* Begin *

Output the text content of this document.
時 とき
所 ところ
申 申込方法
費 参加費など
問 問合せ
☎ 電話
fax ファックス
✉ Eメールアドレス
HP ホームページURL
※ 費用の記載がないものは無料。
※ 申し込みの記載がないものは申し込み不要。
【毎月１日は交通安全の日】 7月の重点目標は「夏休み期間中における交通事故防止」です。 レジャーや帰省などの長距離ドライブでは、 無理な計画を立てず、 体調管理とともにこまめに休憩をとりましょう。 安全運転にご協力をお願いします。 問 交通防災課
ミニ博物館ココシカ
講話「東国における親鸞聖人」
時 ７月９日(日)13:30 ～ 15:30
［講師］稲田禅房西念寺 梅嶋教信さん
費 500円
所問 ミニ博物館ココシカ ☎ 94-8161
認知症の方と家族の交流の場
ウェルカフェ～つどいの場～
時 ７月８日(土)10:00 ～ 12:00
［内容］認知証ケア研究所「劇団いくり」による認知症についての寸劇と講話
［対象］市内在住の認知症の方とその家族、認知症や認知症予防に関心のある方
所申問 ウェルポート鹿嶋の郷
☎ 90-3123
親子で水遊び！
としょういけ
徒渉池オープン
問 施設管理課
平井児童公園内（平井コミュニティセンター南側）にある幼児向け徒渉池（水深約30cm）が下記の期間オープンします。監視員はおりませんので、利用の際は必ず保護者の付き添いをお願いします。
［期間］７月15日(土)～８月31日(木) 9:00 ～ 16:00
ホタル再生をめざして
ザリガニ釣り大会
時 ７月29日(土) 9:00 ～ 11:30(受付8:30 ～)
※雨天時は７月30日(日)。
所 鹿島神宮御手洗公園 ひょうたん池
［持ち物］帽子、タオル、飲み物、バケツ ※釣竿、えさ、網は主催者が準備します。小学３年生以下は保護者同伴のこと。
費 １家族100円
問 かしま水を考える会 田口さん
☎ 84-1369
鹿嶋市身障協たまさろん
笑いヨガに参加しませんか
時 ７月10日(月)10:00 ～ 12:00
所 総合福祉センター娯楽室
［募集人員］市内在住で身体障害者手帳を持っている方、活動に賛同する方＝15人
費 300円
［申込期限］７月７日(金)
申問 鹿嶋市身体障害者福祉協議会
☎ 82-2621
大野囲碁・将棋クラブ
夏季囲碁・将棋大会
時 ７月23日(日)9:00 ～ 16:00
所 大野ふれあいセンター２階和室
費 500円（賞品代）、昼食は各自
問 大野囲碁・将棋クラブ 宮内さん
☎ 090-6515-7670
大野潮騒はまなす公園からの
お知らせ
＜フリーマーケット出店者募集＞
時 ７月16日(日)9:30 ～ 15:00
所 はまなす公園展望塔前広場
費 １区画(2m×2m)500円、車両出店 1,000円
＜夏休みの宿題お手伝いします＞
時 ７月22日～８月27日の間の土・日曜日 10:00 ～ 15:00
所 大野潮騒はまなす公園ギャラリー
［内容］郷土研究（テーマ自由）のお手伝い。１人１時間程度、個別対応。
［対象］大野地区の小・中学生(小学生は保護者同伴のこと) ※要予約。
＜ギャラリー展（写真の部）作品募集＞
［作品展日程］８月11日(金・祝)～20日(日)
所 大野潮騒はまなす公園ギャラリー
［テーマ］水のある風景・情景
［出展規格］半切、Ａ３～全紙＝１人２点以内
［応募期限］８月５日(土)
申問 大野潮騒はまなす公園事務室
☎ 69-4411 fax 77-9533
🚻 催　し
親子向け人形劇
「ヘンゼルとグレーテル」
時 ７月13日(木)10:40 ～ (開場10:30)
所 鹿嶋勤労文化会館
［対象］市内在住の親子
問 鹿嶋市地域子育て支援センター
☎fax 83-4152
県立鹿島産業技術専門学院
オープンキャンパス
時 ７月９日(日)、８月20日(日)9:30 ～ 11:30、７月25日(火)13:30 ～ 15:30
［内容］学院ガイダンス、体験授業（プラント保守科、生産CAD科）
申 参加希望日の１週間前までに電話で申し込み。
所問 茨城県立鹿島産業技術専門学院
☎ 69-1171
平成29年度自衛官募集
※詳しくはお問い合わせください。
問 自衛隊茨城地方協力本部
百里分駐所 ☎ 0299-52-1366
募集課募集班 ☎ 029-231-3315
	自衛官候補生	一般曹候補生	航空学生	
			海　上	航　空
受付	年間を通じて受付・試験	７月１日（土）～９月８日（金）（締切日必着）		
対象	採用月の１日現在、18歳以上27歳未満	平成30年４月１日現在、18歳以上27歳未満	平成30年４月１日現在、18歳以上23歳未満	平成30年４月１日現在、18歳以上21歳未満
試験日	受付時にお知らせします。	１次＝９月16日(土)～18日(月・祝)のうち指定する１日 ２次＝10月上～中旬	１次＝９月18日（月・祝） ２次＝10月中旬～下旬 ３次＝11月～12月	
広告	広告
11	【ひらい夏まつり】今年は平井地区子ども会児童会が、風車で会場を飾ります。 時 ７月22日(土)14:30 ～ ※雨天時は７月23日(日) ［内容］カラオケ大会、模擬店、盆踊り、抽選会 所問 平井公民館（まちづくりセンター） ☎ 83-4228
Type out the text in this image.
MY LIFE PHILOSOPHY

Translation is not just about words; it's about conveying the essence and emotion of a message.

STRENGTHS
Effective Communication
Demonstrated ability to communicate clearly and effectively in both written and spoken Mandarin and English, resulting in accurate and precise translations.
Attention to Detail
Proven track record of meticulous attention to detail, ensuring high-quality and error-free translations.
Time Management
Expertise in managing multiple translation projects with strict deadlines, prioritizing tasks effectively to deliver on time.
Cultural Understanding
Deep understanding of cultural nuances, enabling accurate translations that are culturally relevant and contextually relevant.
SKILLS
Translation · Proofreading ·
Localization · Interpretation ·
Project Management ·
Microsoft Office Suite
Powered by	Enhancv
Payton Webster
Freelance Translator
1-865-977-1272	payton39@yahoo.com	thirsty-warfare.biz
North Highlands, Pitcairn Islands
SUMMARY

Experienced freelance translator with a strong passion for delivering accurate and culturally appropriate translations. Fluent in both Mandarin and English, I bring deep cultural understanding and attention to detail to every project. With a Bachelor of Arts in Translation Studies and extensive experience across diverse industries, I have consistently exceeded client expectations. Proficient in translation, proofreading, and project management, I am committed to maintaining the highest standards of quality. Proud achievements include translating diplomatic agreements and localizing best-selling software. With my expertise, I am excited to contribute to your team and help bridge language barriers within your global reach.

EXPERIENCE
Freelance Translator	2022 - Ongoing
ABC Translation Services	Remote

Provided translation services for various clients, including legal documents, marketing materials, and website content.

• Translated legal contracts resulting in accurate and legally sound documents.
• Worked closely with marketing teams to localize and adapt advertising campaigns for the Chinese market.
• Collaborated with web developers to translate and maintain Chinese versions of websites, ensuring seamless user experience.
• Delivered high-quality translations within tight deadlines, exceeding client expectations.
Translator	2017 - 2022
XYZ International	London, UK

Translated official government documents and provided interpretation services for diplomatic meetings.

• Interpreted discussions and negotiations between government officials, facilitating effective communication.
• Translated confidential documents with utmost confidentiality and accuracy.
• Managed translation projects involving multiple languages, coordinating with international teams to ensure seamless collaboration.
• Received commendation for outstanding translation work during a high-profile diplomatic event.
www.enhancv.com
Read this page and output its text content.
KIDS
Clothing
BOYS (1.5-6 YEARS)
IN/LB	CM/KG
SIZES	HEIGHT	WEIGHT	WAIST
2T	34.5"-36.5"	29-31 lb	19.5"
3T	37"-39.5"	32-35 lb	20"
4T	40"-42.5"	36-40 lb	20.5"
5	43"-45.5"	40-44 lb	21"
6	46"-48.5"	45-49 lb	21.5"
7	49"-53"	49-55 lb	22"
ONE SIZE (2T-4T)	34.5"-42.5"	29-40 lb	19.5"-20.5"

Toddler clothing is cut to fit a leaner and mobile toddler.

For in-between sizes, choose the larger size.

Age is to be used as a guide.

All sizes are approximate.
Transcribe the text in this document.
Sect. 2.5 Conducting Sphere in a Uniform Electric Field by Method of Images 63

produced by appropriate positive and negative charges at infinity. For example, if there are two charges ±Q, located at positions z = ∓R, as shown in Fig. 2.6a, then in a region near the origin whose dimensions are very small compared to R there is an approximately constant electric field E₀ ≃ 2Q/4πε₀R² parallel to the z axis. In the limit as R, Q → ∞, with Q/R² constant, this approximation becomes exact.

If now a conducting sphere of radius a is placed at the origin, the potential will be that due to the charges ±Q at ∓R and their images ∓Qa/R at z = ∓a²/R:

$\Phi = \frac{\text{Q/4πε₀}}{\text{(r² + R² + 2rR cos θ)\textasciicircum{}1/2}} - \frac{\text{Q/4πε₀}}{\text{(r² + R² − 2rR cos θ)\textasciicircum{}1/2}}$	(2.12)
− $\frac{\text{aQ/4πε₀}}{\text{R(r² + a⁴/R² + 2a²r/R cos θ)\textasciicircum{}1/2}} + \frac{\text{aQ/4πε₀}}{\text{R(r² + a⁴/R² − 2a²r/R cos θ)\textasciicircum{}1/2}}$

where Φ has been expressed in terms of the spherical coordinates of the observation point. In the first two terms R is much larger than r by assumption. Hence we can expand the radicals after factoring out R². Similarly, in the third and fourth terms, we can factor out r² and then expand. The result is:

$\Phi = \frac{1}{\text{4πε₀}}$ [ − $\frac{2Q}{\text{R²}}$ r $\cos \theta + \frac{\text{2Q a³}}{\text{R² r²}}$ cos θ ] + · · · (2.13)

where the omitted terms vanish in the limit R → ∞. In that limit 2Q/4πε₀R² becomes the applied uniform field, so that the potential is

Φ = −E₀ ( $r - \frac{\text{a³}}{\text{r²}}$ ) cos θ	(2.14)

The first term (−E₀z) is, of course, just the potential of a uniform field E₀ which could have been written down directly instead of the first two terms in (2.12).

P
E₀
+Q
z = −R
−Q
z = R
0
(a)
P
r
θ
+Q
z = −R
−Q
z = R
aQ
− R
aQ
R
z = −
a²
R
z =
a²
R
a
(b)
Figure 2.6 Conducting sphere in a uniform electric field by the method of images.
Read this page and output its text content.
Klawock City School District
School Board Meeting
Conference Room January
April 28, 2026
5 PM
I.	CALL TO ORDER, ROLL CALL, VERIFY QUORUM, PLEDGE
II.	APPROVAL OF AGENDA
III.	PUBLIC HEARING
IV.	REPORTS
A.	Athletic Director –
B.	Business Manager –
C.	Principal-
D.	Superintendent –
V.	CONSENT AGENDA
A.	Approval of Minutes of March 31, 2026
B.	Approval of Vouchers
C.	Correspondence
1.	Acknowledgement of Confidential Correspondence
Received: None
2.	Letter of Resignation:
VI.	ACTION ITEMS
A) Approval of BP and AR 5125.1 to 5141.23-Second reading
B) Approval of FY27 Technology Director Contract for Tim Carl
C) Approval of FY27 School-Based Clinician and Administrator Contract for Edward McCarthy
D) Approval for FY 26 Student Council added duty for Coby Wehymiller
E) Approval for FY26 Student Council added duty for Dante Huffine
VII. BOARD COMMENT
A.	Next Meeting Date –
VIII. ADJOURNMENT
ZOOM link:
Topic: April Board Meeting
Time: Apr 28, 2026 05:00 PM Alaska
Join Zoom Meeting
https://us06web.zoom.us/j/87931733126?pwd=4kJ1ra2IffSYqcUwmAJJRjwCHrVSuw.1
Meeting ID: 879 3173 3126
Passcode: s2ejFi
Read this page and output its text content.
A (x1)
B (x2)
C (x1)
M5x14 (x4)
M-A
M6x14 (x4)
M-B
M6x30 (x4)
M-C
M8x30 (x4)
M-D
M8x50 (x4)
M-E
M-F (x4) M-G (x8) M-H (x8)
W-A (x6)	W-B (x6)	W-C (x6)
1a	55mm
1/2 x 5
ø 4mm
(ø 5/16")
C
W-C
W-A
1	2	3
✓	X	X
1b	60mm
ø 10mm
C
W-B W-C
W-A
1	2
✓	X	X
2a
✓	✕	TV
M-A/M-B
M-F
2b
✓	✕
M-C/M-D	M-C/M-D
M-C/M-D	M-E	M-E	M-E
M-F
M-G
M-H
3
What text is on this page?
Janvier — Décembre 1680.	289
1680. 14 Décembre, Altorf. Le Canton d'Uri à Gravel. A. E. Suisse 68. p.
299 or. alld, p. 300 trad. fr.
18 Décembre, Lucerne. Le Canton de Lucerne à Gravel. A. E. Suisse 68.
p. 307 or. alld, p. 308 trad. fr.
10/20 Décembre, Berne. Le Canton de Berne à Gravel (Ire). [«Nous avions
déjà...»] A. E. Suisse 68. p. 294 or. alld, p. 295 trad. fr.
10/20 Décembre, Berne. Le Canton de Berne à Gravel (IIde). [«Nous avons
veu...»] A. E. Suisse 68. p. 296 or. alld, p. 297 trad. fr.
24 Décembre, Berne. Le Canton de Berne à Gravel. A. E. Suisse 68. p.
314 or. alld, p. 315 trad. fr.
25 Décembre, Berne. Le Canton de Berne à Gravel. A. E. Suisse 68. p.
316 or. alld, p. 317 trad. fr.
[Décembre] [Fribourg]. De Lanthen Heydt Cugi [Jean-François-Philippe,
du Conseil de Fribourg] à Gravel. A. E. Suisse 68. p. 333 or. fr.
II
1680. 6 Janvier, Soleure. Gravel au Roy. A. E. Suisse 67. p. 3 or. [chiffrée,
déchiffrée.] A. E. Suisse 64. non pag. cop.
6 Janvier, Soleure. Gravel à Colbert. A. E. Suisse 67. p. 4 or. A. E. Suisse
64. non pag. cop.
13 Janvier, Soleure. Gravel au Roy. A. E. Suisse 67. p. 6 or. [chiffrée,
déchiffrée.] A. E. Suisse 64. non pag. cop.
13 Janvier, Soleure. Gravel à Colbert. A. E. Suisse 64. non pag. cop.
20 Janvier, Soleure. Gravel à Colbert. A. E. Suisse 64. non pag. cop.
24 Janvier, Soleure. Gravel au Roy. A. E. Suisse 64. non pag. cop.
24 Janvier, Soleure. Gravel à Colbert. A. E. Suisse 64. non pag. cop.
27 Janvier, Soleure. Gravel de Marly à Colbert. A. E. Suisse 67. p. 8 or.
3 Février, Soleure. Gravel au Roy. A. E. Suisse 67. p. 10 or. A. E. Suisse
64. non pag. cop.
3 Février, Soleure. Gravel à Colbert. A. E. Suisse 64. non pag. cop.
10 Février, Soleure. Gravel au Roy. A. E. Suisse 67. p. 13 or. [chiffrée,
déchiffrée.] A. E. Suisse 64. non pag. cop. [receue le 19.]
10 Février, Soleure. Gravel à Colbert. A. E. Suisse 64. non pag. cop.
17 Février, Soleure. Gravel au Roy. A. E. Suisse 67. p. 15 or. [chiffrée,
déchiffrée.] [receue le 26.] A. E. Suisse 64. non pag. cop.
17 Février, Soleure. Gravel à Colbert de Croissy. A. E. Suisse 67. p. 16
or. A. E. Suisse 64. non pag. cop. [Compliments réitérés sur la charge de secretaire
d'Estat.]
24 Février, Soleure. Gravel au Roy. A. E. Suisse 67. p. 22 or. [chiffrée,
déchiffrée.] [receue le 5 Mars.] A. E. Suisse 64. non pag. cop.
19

* End *

__TASK PROMPT__. Check the data for the word "April" and pull out the lines that have it.

__WORKED SOLUTION__.
April 28, 2026
Topic: April Board Meeting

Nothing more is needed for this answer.